La méthode A(BC) au carré, un vecteur d’amélioration de la performance

Dossier : Entreprise et managementMagazine N°598 Octobre 2004
Par Philippe CHERVI (83)

Comparer ce qui est comparable

Comparer ce qui est comparable

Pour illus­tr­er cette approche, par­tons de l’in­ter­ro­ga­tion de ce respon­s­able de Busi­ness Unit (BU) dans le secteur de la pétrochimie, récem­ment nom­mé, con­scient de pra­tiques et de résul­tats extrême­ment dif­férents entre ses sites et désireux de con­naître le poten­tiel d’amélio­ra­tion de sa BU, y com­pris en matière de réduc­tion des coûts fix­es. Les sites sont implan­tés en Europe, en Amérique et en Asie. Leur forme juridique varie du con­trôle total à la par­tic­i­pa­tion minori­taire au sein de joint ven­tures (JV).

La réponse à la ques­tion néces­site d’al­tern­er entre une vue de détail et une vue d’héli­cop­tère, pour com­pren­dre le ” sub­strat ” opéra­tionnel et financier et in fine pro­pos­er des plans d’ac­tion en toute con­nais­sance de cause. La gageure de l’ex­er­ci­ce réside dans la com­para­i­son de sites hétérogènes, tant dans leur organ­i­sa­tion, leurs pra­tiques, que dans leur struc­ture d’al­lo­ca­tion et de refac­tura­tion des coûts. Il s’ag­it de com­pren­dre la com­plex­ité inhérente à l’his­torique, la cul­ture et l’ac­tiv­ité des sites pour en dégager des élé­ments de comparaison. 

Une sim­ple com­para­i­son fourni­rait des résul­tats sur des périmètres (fonc­tion­nels, financiers) trop dif­férents pour être représen­tat­ifs de la com­plex­ité annon­cée. En revanche, ramenée à un même périmètre et cou­plée à une méthode ABC cen­trée sur une notion d’ac­tiv­ité, elle per­met d’i­den­ti­fi­er puis d’ex­pli­quer les écarts dans le coût com­plet des unités de production. 

La référence opérationnelle

Pourquoi une sim­ple com­para­i­son ne suf­fi­rait-elle pas ? Le tra­vail de pro­duc­tion est bien le même sur les sites, il ne dif­fère sen­si­ble­ment que par les tech­nolo­gies, la struc­ture des organ­i­sa­tions et par­fois la gamme de pro­duits. Une lec­ture rapi­de des organ­i­grammes mon­tre cepen­dant qu’il ne fait pas inter­venir les mêmes fonc­tions ou ser­vices et que ceux-ci tra­vail­lent par­fois en dehors du périmètre de la BU ou du site. Com­ment tenir compte de ces différences ?

Consignes.
a. Dans l'article sur la méthode A(BC) au carré, sur quels continents les sites de la BU sont-ils implantés ?
b. Recopiez fidèlement, dans l'article sur la méthode A(BC) au carré, tout le passage qui va de « Une sim­ple com­para­i­son fourni­rait » jusqu'à « unités de production. ».

[Données recueillies]
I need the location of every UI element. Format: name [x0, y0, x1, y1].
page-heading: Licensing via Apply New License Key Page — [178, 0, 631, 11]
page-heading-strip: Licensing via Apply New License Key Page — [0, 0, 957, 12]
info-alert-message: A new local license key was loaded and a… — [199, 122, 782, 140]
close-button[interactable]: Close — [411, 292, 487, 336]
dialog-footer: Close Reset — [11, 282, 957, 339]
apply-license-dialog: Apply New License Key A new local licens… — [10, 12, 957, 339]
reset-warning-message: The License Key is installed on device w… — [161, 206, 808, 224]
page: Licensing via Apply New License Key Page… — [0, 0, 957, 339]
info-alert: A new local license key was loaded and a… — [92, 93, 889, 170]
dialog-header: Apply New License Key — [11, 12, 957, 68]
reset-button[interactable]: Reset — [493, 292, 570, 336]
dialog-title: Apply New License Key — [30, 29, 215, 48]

Corrigé.
a. En Europe, en Amérique et en Asie.

b.
Une sim­ple com­para­i­son fourni­rait des résul­tats sur des périmètres (fonc­tion­nels, financiers) trop dif­férents pour être représen­tat­ifs de la com­plex­ité annon­cée. En revanche, ramenée à un même périmètre et cou­plée à une méthode ABC cen­trée sur une notion d’ac­tiv­ité, elle per­met d’i­den­ti­fi­er puis d’ex­pli­quer les écarts dans le coût com­plet des unités de production.